Document passage ▸
• • • •

Anharmonic Gr\"uneisen theory based on self-consistent phonon theory: Impact of phonon-phonon interaction neglected in the quasiharmonic theory

TL;DR

This paper develops a self-consistent phonon theory for thermal expansion that nonperturbatively includes anharmonic effects, clarifying the limitations of the quasiharmonic approximation and explaining its success in certain materials.

Contribution

It introduces a nonperturbative SCP-based approach to thermal expansion, deriving explicit corrections to the quasiharmonic approximation and analyzing anharmonic effects on phonon frequencies.

Findings

The Gr"unseisen formula holds with SCP frequencies.

Phonon anharmonicity provides small corrections to thermal expansion.

Two correction terms to phonon frequency shifts tend to cancel in strongly anharmonic materials.

• • • •

[Document layout analysis records]
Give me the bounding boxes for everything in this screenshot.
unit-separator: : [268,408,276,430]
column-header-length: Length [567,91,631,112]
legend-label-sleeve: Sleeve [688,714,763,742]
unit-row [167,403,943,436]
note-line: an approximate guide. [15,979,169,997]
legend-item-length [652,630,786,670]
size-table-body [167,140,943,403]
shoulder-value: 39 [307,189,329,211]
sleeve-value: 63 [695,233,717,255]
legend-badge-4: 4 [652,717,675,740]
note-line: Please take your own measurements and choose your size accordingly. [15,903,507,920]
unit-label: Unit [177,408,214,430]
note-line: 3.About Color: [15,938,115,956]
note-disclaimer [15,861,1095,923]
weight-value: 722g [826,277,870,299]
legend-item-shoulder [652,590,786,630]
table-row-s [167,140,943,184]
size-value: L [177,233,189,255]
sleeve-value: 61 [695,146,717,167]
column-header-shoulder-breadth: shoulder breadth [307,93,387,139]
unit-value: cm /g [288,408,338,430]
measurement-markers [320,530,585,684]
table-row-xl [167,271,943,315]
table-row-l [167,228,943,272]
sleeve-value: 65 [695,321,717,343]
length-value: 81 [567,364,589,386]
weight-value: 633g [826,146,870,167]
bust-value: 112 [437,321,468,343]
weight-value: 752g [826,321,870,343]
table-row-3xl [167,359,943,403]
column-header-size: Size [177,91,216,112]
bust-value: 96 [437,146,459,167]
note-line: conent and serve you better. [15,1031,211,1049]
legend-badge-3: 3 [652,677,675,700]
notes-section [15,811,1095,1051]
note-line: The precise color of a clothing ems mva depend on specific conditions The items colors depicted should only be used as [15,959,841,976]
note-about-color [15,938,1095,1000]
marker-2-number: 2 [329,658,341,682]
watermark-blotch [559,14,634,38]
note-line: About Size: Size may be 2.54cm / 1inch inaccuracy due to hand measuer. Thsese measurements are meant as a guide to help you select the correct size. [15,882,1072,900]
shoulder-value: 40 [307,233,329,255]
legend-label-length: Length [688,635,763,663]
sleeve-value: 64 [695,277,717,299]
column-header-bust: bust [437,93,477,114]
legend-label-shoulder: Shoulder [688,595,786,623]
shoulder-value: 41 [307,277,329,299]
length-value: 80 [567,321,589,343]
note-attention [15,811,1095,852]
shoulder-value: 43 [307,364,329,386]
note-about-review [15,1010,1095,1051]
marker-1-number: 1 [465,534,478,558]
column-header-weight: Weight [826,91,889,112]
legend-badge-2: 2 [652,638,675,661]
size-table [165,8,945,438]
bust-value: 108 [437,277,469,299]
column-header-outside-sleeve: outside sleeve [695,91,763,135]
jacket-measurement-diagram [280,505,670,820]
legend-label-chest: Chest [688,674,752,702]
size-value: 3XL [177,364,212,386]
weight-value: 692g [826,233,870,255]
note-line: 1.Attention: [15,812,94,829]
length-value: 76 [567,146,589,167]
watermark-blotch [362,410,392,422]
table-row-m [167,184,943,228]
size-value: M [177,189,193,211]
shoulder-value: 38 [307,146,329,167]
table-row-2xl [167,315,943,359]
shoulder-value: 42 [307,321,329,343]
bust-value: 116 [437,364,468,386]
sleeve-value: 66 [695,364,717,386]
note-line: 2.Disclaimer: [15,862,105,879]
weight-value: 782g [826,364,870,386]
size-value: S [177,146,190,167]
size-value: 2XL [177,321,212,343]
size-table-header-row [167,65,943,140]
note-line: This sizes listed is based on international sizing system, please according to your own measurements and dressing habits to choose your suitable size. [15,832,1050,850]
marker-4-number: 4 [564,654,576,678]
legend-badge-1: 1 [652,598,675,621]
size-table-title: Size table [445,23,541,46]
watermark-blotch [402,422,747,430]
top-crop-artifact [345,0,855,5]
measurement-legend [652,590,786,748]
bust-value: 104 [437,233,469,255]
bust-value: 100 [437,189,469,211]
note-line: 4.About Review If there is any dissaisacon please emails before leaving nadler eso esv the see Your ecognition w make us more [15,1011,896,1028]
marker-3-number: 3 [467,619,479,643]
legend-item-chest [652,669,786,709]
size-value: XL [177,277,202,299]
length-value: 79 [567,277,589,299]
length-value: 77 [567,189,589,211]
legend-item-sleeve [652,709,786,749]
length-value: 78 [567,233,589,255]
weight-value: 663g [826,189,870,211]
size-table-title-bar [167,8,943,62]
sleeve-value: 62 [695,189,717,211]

• • • •

List of tasks ▸
[A] Copy out everything in the paper summary from "This paper develops" down to "in certain materials.", renaming "certain materials" as "some materials".
[B] Carry on the paper summary on anharmonic thermal expansion from the point where it stops.
The records aren't needed for anything here.

Answers for this exercise ▸
[A]
This paper develops a self-consistent phonon theory for thermal expansion that nonperturbatively includes anharmonic effects, clarifying the limitations of the quasiharmonic approximation and explaining its success in some materials.

[B]
Abstract

We formulate a theory of thermal expansion based on the self-consistent phonon (SCP) theory, which nonperturbatively considers the anharmonic effect. We show that the Gr\"unseisen formula holds within the SCP theory by replacing the phonon frequency by the SCP frequency. By comparing it with the quasiharmonic approximation (QHA), we derive explicit formulas of the correction to the QHA result. We show that the phonon anharmonicity gives a small correction of $O(\langle{\hat{U}_4\rangle}/\langle{\hat{U}_2\rangle})$ to the thermal expansion coefficient $\alpha$, where $\hat{U}_2$ and $\hat{U}_4$ are the harmonic and the quartic terms of the potential energy surface. On the other hand, we show that the phonon anharmonicity gives two correction terms to the temperature ($T$)-dependent phonon frequency shift which are comparable to the original QHA term. In strongly anharmonic materials such as NaCl and MgO, these two correction terms tend to cancel out each other, which explains why the QHA sometimes gives reasonable values for the $T$-dependent phonon frequency shift while it fails for thermal expansion.